Data records:

* * * * * * *

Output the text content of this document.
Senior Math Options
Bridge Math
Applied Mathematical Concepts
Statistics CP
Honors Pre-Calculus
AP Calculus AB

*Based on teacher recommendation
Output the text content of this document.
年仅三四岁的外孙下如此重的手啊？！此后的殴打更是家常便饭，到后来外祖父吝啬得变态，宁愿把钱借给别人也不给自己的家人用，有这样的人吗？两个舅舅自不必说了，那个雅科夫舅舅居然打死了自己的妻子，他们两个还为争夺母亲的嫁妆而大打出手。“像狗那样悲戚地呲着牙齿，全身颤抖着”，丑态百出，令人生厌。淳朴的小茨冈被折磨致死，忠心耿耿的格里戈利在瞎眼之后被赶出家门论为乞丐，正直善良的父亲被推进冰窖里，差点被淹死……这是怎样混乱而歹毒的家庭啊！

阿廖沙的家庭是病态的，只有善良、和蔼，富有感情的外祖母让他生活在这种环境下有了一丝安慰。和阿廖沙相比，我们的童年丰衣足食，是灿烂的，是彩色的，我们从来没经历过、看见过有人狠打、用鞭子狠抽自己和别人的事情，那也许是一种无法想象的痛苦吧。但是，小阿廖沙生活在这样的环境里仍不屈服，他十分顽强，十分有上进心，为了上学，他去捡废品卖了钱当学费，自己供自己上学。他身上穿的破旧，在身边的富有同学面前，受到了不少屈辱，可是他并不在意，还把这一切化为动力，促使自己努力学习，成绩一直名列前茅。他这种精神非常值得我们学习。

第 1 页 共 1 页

* * * * * * *

Request. Write the data back out verbatim.

Reply.
Output the text content of this document.
Senior Math Options
Bridge Math
Applied Mathematical Concepts
Statistics CP
Honors Pre-Calculus
AP Calculus AB

*Based on teacher recommendation
Output the text content of this document.
年仅三四岁的外孙下如此重的手啊？！此后的殴打更是家常便饭，到后来外祖父吝啬得变态，宁愿把钱借给别人也不给自己的家人用，有这样的人吗？两个舅舅自不必说了，那个雅科夫舅舅居然打死了自己的妻子，他们两个还为争夺母亲的嫁妆而大打出手。“像狗那样悲戚地呲着牙齿，全身颤抖着”，丑态百出，令人生厌。淳朴的小茨冈被折磨致死，忠心耿耿的格里戈利在瞎眼之后被赶出家门论为乞丐，正直善良的父亲被推进冰窖里，差点被淹死……这是怎样混乱而歹毒的家庭啊！

阿廖沙的家庭是病态的，只有善良、和蔼，富有感情的外祖母让他生活在这种环境下有了一丝安慰。和阿廖沙相比，我们的童年丰衣足食，是灿烂的，是彩色的，我们从来没经历过、看见过有人狠打、用鞭子狠抽自己和别人的事情，那也许是一种无法想象的痛苦吧。但是，小阿廖沙生活在这样的环境里仍不屈服，他十分顽强，十分有上进心，为了上学，他去捡废品卖了钱当学费，自己供自己上学。他身上穿的破旧，在身边的富有同学面前，受到了不少屈辱，可是他并不在意，还把这一切化为动力，促使自己努力学习，成绩一直名列前茅。他这种精神非常值得我们学习。

第 1 页 共 1 页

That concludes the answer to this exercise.